Q: This leads to two potential gaps in my understanding, however. Before I try to explain them further, however, let me begin by asking, in your theory is L5 forming a temporal memory of activity from L2/3, or is it forming a temporal memory of a constituent part of the activity of L2/3? (i.e is it forming a temporal memory of the input space or of the output space?) A: I see them as a team -
one says - OH - I know this pattern!,
the other says - pffft -I know what is going to happen next!
The driver for the local L2/3 SP is the combination of both activations; there are several potential candidates for how L5 drives L2/3.
Comment: In my mind I see the stream of V1 saccades accumulating in the association regions to stabilize on a representation that means whatever you are scanning with your eyes - every part being the bit that that part of the retina is seeing at that point of the image, in the sequence that it is being scanned; each being a sequence of micro-features (WHAT) as the object is closer or further you still see essentially the same features, just at slightly different locations.(WHERE) This gives some measure of object distance or size invariance. This is the thing that artists play with by making objects much larger or smaller than you would normally expect. The entire collection of extracted features accumulates in the association region in the SP + TP representation and the grid formed is the code for the object.

> Written request 1
According to the forum excerpt, what is the driver for the local L2/3 SP?
The records that follow bear no relation to the forum excerpt.

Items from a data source
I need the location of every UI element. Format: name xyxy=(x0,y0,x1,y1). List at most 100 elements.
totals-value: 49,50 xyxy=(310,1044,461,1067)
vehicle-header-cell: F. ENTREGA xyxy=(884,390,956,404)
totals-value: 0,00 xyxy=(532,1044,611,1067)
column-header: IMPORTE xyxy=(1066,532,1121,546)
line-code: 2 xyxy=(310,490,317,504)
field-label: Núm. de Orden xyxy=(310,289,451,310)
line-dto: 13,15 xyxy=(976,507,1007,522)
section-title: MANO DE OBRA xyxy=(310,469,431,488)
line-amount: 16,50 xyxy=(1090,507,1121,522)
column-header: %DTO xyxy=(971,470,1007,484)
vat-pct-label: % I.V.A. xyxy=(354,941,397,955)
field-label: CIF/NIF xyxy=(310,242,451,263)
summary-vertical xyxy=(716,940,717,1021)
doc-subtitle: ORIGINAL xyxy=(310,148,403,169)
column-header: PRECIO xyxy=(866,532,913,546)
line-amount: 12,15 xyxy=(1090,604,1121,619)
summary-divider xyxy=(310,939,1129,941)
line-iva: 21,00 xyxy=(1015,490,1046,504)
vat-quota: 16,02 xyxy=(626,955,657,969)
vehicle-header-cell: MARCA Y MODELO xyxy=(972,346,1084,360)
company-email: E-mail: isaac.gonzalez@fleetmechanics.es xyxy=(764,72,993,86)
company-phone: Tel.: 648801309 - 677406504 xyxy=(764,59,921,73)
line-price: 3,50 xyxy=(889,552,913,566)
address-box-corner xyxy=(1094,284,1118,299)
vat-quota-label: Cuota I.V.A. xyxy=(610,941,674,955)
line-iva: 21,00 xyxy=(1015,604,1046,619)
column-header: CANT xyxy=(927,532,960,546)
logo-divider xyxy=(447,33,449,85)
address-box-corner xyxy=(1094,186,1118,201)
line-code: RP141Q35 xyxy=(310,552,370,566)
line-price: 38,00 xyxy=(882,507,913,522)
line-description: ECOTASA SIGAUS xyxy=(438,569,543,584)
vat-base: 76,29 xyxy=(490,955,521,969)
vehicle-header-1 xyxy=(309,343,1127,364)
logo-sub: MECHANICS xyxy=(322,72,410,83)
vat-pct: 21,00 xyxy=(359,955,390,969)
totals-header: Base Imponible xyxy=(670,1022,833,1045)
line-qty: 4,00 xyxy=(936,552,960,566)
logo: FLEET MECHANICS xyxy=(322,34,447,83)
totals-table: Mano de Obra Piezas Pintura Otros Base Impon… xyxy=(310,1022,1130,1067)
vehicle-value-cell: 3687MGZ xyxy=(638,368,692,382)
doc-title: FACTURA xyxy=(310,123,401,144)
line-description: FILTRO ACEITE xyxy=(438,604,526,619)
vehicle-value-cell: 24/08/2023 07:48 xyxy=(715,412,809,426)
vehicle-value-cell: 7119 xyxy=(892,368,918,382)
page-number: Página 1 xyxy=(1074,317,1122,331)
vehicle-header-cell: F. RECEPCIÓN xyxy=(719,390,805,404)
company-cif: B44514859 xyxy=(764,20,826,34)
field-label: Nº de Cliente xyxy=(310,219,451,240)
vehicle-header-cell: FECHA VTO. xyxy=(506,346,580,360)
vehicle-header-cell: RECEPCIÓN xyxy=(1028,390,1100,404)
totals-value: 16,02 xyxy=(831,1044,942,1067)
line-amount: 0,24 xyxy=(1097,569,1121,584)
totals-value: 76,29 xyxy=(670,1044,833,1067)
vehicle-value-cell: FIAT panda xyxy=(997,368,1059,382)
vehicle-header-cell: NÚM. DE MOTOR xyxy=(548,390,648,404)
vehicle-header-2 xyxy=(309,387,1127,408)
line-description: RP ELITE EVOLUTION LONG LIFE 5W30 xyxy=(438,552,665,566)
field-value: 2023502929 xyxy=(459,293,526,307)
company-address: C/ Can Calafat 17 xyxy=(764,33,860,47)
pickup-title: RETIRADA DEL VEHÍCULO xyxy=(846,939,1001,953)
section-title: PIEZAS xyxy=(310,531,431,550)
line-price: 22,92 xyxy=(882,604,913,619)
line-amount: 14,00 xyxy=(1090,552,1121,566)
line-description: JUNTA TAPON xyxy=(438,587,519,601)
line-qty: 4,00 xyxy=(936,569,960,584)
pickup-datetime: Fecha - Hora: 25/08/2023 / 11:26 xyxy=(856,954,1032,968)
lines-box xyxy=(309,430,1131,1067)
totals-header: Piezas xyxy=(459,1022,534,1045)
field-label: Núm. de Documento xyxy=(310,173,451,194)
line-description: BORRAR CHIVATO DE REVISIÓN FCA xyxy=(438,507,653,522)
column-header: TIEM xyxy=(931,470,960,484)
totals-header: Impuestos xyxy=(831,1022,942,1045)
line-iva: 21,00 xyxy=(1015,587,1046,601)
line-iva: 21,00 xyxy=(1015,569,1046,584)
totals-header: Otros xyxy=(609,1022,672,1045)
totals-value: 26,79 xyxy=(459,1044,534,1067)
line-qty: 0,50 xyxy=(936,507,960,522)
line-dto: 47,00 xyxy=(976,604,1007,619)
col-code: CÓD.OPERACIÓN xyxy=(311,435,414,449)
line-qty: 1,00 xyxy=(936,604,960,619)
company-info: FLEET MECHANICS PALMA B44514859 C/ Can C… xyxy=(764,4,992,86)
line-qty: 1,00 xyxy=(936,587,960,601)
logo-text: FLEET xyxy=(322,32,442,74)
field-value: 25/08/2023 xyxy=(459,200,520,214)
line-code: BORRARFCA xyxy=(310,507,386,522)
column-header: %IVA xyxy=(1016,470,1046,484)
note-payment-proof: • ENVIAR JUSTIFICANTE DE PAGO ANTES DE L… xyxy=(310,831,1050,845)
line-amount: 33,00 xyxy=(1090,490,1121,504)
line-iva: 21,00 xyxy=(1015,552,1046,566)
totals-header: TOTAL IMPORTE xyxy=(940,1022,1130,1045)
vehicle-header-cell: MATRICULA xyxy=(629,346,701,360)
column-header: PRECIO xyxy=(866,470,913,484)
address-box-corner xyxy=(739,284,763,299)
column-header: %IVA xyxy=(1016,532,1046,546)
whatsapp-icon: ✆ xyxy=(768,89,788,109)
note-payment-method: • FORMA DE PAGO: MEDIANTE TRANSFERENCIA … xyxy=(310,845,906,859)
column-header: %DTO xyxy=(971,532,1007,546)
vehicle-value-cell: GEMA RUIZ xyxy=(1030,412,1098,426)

> Written request 2
Copy the records from their first line through the line containing "line-dto: 13,15 xyxy=(976,507,1007,522)", without any change.

> Task output 1
The combination of both activations.

> Task output 2
I need the location of every UI element. Format: name xyxy=(x0,y0,x1,y1). List at most 100 elements.
totals-value: 49,50 xyxy=(310,1044,461,1067)
vehicle-header-cell: F. ENTREGA xyxy=(884,390,956,404)
totals-value: 0,00 xyxy=(532,1044,611,1067)
column-header: IMPORTE xyxy=(1066,532,1121,546)
line-code: 2 xyxy=(310,490,317,504)
field-label: Núm. de Orden xyxy=(310,289,451,310)
line-dto: 13,15 xyxy=(976,507,1007,522)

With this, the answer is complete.